** start **
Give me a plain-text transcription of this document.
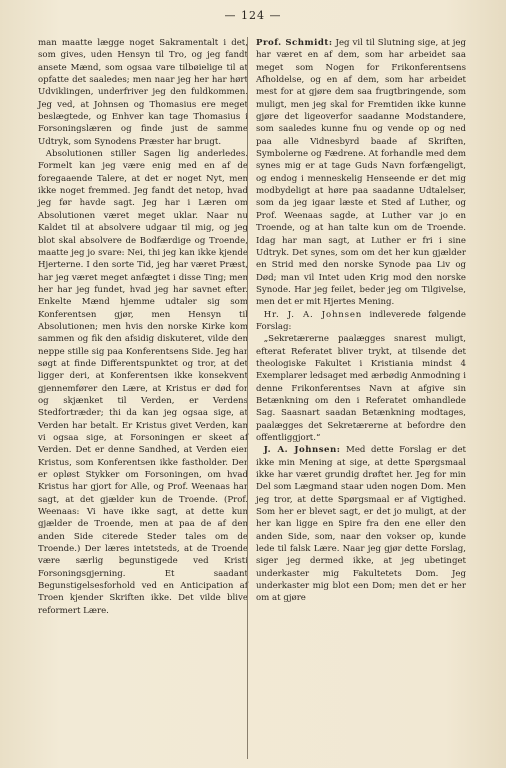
— 124 —

man maatte lægge noget Sakramentalt i det, som gives, uden Hensyn til Tro, og jeg fandt ansete Mænd, som ogsaa vare tilbøielige til at opfatte det saaledes; men naar jeg her har hørt Udviklingen, underfriver jeg den fuldkommen. Jeg ved, at Johnsen og Thomasius ere meget beslægtede, og Enhver kan tage Thomasius i Forsoningslæren og finde just de samme Udtryk, som Synodens Præster har brugt.

Absolutionen stiller Sagen lig anderledes. Formelt kan jeg være enig med en af de foregaaende Talere, at det er noget Nyt, men ikke noget fremmed. Jeg fandt det netop, hvad jeg før havde sagt. Jeg har i Læren om Absolutionen været meget uklar. Naar nu Kaldet til at absolvere udgaar til mig, og jeg blot skal absolvere de Bodfærdige og Troende, maatte jeg jo svare: Nei, thi jeg kan ikke kjende Hjerterne. I den sorte Tid, jeg har været Præst, har jeg været meget anfægtet i disse Ting; men her har jeg fundet, hvad jeg har savnet efter. Enkelte Mænd hjemme udtaler sig som Konferentsen gjør, men Hensyn til Absolutionen; men hvis den norske Kirke kom sammen og fik den afsidig diskuteret, vilde den neppe stille sig paa Konferentsens Side. Jeg har søgt at finde Differentspunktet og tror, at det ligger deri, at Konferentsen ikke konsekvent gjennemfører den Lære, at Kristus er død for og skjænket til Verden, er Verdens Stedfortræder; thi da kan jeg ogsaa sige, at Verden har betalt. Er Kristus givet Verden, kan vi ogsaa sige, at Forsoningen er skeet af Verden. Det er denne Sandhed, at Verden eier Kristus, som Konferentsen ikke fastholder. Der er opløst Stykker om Forsoningen, om hvad Kristus har gjort for Alle, og Prof. Weenaas har sagt, at det gjælder kun de Troende. (Prof. Weenaas: Vi have ikke sagt, at dette kun gjælder de Troende, men at paa de af den anden Side citerede Steder tales om de Troende.) Der læres intetsteds, at de Troende være særlig begunstigede ved Kristi Forsoningsgjerning. Et saadant Begunstigelsesforhold ved en Anticipation af Troen kjender Skriften ikke. Det vilde blive reformert Lære.

Prof. Schmidt: Jeg vil til Slutning sige, at jeg har været en af dem, som har arbeidet saa meget som Nogen for Frikonferentsens Afholdelse, og en af dem, som har arbeidet mest for at gjøre dem saa frugtbringende, som muligt, men jeg skal for Fremtiden ikke kunne gjøre det ligeoverfor saadanne Modstandere, som saaledes kunne fnu og vende op og ned paa alle Vidnesbyrd baade af Skriften, Symbolerne og Fædrene. At forhandle med dem synes mig er at tage Guds Navn forfængeligt, og endog i menneskelig Henseende er det mig modbydeligt at høre paa saadanne Udtalelser, som da jeg igaar læste et Sted af Luther, og Prof. Weenaas sagde, at Luther var jo en Troende, og at han talte kun om de Troende. Idag har man sagt, at Luther er fri i sine Udtryk. Det synes, som om det her kun gjælder en Strid med den norske Synode paa Liv og Død; man vil Intet uden Krig mod den norske Synode. Har jeg feilet, beder jeg om Tilgivelse, men det er mit Hjertes Mening.

Hr. J. A. Johnsen indleverede følgende Forslag:

„Sekretærerne paalægges snarest muligt, efterat Referatet bliver trykt, at tilsende det theologiske Fakultet i Kristiania mindst 4 Exemplarer ledsaget med ærbødig Anmodning i denne Frikonferentses Navn at afgive sin Betænkning om den i Referatet omhandlede Sag. Saasnart saadan Betænkning modtages, paalægges det Sekretærerne at befordre den offentliggjort.“

J. A. Johnsen: Med dette Forslag er det ikke min Mening at sige, at dette Spørgsmaal ikke har været grundig drøftet her. Jeg for min Del som Lægmand staar uden nogen Dom. Men jeg tror, at dette Spørgsmaal er af Vigtighed. Som her er blevet sagt, er det jo muligt, at der her kan ligge en Spire fra den ene eller den anden Side, som, naar den vokser op, kunde lede til falsk Lære. Naar jeg gjør dette Forslag, siger jeg dermed ikke, at jeg ubetinget underkaster mig Fakultetets Dom. Jeg underkaster mig blot een Dom; men det er her om at gjøre
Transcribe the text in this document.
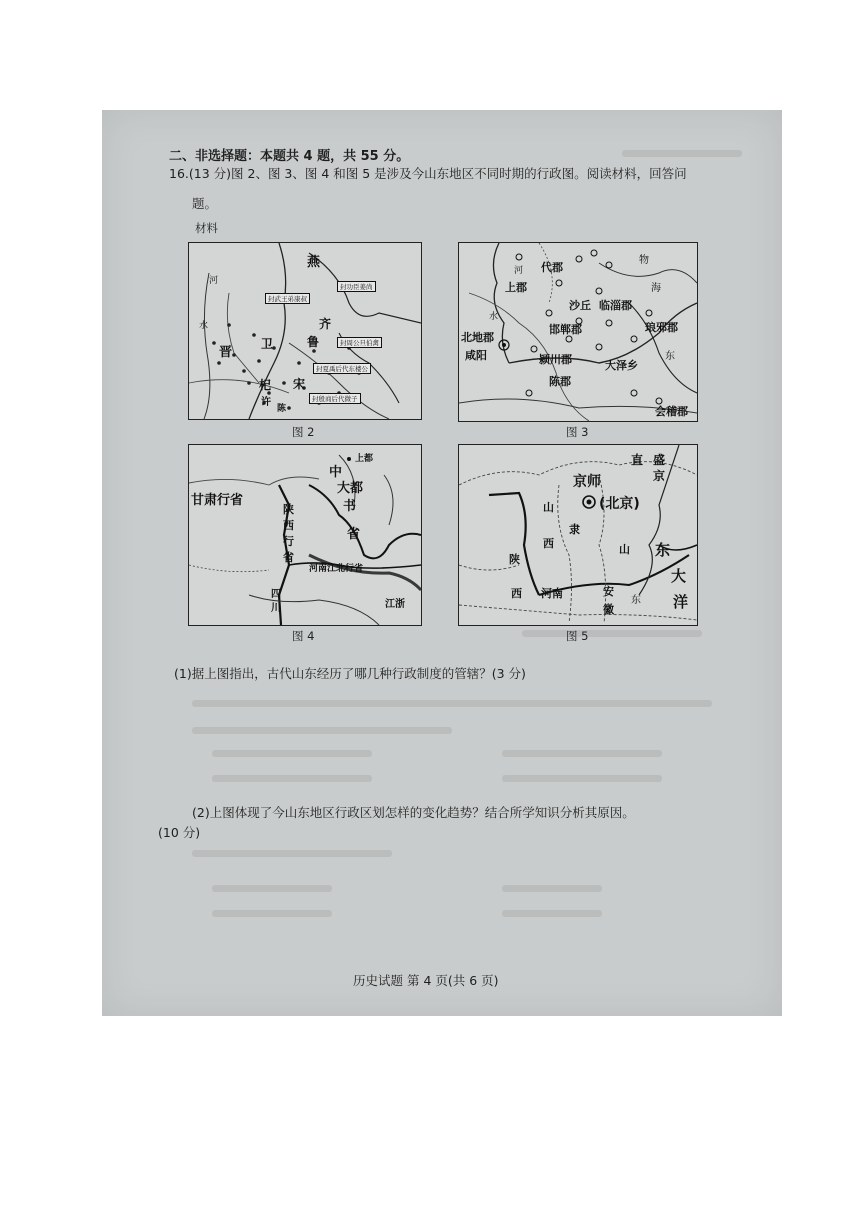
二、非选择题：本题共 4 题，共 55 分。
16.(13 分)图 2、图 3、图 4 和图 5 是涉及今山东地区不同时期的行政图。阅读材料，回答问
题。
材料
燕
河
水
晋
卫	鲁
齐
杞
许
宋
陈
封功臣姜尚
封武王弟康叔
封周公旦伯禽
封夏禹后代东楼公
封殷商后代微子
图 2
代郡
上郡
河
物
海
沙丘 临淄郡
北地郡
邯郸郡	琅邪郡
咸阳	颍川郡	东
大泽乡
陈郡
会稽郡
水
图 3
上都
中
大都
书
省
甘肃行省
陕
西
行
省
河南江北行省
四
川	江浙
图 4
盛
京
直
京师
(北京)
山
隶
西	东
山
陕
大
西 河南	安
徽	洋
东
图 5
(1)据上图指出，古代山东经历了哪几种行政制度的管辖？(3 分)
(2)上图体现了今山东地区行政区划怎样的变化趋势？结合所学知识分析其原因。
(10 分)
历史试题 第 4 页(共 6 页)
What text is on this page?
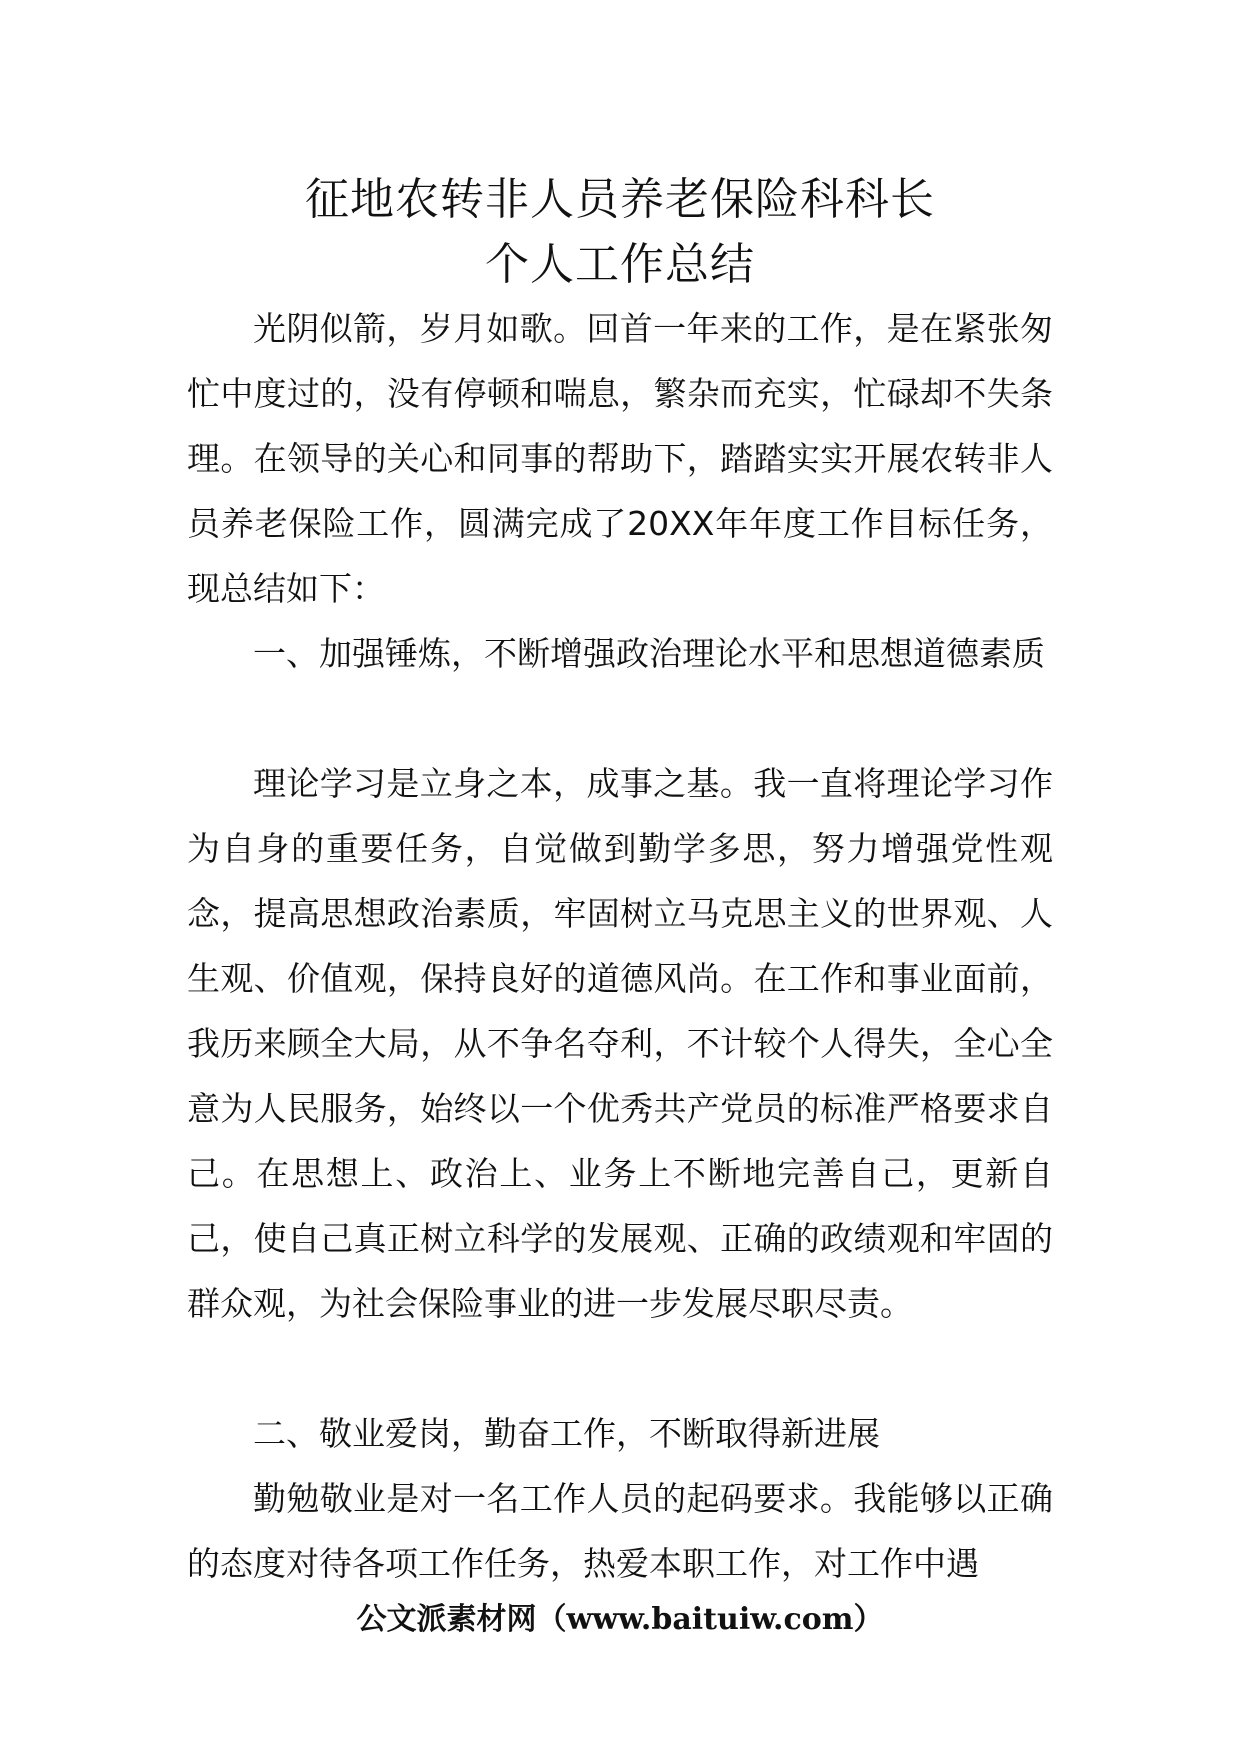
征地农转非人员养老保险科科长
个人工作总结

光阴似箭，岁月如歌。回首一年来的工作，是在紧张匆忙中度过的，没有停顿和喘息，繁杂而充实，忙碌却不失条理。在领导的关心和同事的帮助下，踏踏实实开展农转非人员养老保险工作，圆满完成了20XX年年度工作目标任务，现总结如下：

一、加强锤炼，不断增强政治理论水平和思想道德素质

理论学习是立身之本，成事之基。我一直将理论学习作为自身的重要任务，自觉做到勤学多思，努力增强党性观念，提高思想政治素质，牢固树立马克思主义的世界观、人生观、价值观，保持良好的道德风尚。在工作和事业面前，我历来顾全大局，从不争名夺利，不计较个人得失，全心全意为人民服务，始终以一个优秀共产党员的标准严格要求自己。在思想上、政治上、业务上不断地完善自己，更新自己，使自己真正树立科学的发展观、正确的政绩观和牢固的群众观，为社会保险事业的进一步发展尽职尽责。

二、敬业爱岗，勤奋工作，不断取得新进展

勤勉敬业是对一名工作人员的起码要求。我能够以正确的态度对待各项工作任务，热爱本职工作，对工作中遇

公文派素材网（www.baituiw.com）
** end **
### TO DO
Of all the lines in the listing above, how many contain the word "this"? Answer with the number alone.

### RESPONSE TO THE EXERCISE
3